Without youth input, the report is unable to anticipate unintended consequences. If California tightens restrictions on higher-powered e-bikes, what happens next? Do teenagers shift to slower bikes, move to gas scooters, or continue riding illegally? Do teenagers just find more loopholes and evade law enforcement? How will teenagers transport themselves and feel a similar feeling of freedom and independence? Do enforcement actions feel legitimate or arbitrary to them? Do confiscations deter future behavior or simply escalate resentment? These questions are crucial to determining whether policy actually improves or worsens safety. Without hearing from the people whose behavior is at issue, adult experts- no matter how experienced they are- can’t fully and effectively answer these questions.
None of this diminishes the quality of the report. On the contrary, it highlights how close the analysis comes to being even stronger. The authors are aware of missing exposure data and repeatedly call for better measurement of how much e-bikes are ridden. Youth perspectives are a similar missing variable. Even a modest effort, such as structured interviews with teenage riders in high-incidence counties, paired parent-child surveys, or school-based focus groups, could materially sharpen the policy recommendations.
The report successfully diagnoses a complex, evolving safety problem and offers California a credible roadmap for updating laws and data systems. However, e-bike safety among youth not only involves questions surrounding device classification and enforcement, but also a consideration of the perception, norms, and decision-making of youth. If California wants to reduce injuries among young riders, the next phase of this work should keep everything this report did well and add the voices that were missing. Understanding how teenagers think about speed, helmets, rules, and risk may ultimately be as important as rewriting the vehicle code.

Work item:
Return the portion of the e-bike safety text that begins at the words "Without youth input, the" and stops after "answer these questions.", copied exactly. Rely solely on the e-bike safety text above.

Given information:
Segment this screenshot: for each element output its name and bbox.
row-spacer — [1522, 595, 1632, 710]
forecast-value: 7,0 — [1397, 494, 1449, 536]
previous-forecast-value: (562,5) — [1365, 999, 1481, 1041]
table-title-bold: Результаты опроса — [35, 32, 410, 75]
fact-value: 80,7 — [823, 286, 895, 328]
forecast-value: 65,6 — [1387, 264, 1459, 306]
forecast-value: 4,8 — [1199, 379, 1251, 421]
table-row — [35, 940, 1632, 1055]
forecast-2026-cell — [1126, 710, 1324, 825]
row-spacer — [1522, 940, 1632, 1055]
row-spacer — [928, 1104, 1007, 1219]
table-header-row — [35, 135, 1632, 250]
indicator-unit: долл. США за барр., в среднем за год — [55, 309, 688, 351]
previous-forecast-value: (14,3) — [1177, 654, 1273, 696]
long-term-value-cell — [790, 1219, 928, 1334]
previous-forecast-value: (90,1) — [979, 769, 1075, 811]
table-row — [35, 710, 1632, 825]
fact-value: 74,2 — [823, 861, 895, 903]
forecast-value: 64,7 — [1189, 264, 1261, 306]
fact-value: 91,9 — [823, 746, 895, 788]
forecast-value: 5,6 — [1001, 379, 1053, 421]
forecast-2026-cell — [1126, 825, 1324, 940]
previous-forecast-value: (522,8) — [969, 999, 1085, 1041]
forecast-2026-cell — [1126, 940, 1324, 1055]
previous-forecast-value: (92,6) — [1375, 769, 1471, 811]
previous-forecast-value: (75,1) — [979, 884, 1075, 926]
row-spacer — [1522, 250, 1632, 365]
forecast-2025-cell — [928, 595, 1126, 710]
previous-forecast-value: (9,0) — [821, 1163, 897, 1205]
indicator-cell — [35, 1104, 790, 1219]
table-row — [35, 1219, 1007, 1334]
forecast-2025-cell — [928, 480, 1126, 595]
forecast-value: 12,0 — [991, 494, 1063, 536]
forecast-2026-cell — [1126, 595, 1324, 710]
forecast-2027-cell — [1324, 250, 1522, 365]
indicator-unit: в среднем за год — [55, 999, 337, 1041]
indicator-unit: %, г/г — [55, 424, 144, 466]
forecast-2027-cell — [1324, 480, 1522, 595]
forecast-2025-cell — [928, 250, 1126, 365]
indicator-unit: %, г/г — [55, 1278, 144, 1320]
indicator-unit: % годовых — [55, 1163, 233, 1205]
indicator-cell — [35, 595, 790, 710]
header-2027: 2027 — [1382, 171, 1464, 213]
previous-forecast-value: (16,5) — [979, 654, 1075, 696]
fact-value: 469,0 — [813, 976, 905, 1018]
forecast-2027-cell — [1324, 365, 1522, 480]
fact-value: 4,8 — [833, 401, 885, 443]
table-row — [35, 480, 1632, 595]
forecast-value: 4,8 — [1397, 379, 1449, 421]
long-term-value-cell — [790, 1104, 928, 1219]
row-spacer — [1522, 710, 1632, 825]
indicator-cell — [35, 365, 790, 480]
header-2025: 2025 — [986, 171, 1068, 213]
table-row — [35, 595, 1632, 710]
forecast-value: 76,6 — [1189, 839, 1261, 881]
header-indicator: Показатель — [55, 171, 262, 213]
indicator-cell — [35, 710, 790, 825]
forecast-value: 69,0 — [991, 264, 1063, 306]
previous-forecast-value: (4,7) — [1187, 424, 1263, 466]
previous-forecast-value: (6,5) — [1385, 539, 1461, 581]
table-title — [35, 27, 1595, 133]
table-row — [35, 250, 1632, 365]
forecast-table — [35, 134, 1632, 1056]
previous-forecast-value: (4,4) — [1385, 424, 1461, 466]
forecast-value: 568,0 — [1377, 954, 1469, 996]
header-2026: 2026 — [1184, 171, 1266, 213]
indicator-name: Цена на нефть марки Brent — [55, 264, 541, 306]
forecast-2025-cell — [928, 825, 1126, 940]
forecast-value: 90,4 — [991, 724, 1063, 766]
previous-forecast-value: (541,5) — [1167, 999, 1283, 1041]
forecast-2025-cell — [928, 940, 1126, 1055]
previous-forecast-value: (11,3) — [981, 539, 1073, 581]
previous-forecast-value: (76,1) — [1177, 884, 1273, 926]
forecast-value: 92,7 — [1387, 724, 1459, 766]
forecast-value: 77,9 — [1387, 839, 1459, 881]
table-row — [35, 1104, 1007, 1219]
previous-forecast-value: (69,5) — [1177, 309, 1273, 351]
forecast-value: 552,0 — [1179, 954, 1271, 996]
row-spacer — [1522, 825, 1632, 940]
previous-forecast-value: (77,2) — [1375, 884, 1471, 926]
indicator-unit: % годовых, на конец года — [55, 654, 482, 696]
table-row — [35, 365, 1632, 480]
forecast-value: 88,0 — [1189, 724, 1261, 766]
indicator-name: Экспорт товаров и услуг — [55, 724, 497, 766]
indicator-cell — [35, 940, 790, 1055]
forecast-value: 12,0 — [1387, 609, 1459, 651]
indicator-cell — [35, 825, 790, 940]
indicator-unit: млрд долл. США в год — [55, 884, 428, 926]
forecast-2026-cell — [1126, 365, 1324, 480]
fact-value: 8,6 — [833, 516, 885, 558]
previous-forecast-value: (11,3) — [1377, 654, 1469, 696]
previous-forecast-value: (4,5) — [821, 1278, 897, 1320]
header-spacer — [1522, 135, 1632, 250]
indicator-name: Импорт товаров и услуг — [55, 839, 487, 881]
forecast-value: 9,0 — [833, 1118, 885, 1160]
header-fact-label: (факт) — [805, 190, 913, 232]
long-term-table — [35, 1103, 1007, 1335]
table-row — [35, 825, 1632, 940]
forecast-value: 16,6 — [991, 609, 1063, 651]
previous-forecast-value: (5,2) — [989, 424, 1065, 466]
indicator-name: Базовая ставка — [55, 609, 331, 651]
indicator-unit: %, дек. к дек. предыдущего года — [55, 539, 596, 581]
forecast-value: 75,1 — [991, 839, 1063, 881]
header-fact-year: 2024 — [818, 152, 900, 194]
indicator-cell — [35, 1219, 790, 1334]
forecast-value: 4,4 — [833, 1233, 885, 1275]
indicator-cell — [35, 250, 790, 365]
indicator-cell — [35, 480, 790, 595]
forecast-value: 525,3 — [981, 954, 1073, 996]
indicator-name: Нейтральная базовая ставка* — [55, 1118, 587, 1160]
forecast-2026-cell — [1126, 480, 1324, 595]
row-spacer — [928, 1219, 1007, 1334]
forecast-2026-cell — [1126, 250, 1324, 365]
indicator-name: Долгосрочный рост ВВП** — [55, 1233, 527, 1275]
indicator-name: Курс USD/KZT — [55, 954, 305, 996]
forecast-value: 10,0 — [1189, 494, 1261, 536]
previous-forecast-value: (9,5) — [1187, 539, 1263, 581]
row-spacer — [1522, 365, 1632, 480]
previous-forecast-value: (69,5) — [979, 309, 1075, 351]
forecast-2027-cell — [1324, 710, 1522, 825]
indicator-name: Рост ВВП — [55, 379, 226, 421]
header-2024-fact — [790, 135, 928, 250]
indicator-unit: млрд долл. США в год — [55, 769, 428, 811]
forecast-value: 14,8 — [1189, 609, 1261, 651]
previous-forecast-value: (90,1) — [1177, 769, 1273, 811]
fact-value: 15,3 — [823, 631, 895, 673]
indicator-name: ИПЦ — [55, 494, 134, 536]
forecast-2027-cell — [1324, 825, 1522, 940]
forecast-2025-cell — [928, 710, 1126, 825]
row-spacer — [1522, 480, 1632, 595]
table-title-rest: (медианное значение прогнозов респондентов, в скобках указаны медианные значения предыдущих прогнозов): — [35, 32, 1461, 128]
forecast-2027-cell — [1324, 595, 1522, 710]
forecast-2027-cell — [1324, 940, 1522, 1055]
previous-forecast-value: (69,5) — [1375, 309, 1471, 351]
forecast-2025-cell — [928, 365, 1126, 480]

Written response:
Without youth input, the report is unable to anticipate unintended consequences. If California tightens restrictions on higher-powered e-bikes, what happens next? Do teenagers shift to slower bikes, move to gas scooters, or continue riding illegally? Do teenagers just find more loopholes and evade law enforcement? How will teenagers transport themselves and feel a similar feeling of freedom and independence? Do enforcement actions feel legitimate or arbitrary to them? Do confiscations deter future behavior or simply escalate resentment? These questions are crucial to determining whether policy actually improves or worsens safety. Without hearing from the people whose behavior is at issue, adult experts- no matter how experienced they are- can’t fully and effectively answer these questions.